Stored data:
..............................

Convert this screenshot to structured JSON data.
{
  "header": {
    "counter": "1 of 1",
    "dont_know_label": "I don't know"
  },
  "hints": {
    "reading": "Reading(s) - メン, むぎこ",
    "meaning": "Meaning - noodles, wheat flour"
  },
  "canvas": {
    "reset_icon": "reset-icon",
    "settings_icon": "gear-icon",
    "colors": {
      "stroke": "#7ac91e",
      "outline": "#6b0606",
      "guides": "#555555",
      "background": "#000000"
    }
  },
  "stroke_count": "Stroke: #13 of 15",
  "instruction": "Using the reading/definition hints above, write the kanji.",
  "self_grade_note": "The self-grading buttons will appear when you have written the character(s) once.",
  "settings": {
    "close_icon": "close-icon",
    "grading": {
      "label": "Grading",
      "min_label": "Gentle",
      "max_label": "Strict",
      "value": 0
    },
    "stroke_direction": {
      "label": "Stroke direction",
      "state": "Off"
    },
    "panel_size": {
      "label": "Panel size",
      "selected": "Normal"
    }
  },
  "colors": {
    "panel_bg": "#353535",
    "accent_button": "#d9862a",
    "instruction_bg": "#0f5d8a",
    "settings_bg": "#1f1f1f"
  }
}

..............................

Retype the listing. Match it exactly.

# Written answer
Convert this screenshot to structured JSON data.
{
  "header": {
    "counter": "1 of 1",
    "dont_know_label": "I don't know"
  },
  "hints": {
    "reading": "Reading(s) - メン, むぎこ",
    "meaning": "Meaning - noodles, wheat flour"
  },
  "canvas": {
    "reset_icon": "reset-icon",
    "settings_icon": "gear-icon",
    "colors": {
      "stroke": "#7ac91e",
      "outline": "#6b0606",
      "guides": "#555555",
      "background": "#000000"
    }
  },
  "stroke_count": "Stroke: #13 of 15",
  "instruction": "Using the reading/definition hints above, write the kanji.",
  "self_grade_note": "The self-grading buttons will appear when you have written the character(s) once.",
  "settings": {
    "close_icon": "close-icon",
    "grading": {
      "label": "Grading",
      "min_label": "Gentle",
      "max_label": "Strict",
      "value": 0
    },
    "stroke_direction": {
      "label": "Stroke direction",
      "state": "Off"
    },
    "panel_size": {
      "label": "Panel size",
      "selected": "Normal"
    }
  },
  "colors": {
    "panel_bg": "#353535",
    "accent_button": "#d9862a",
    "instruction_bg": "#0f5d8a",
    "settings_bg": "#1f1f1f"
  }
}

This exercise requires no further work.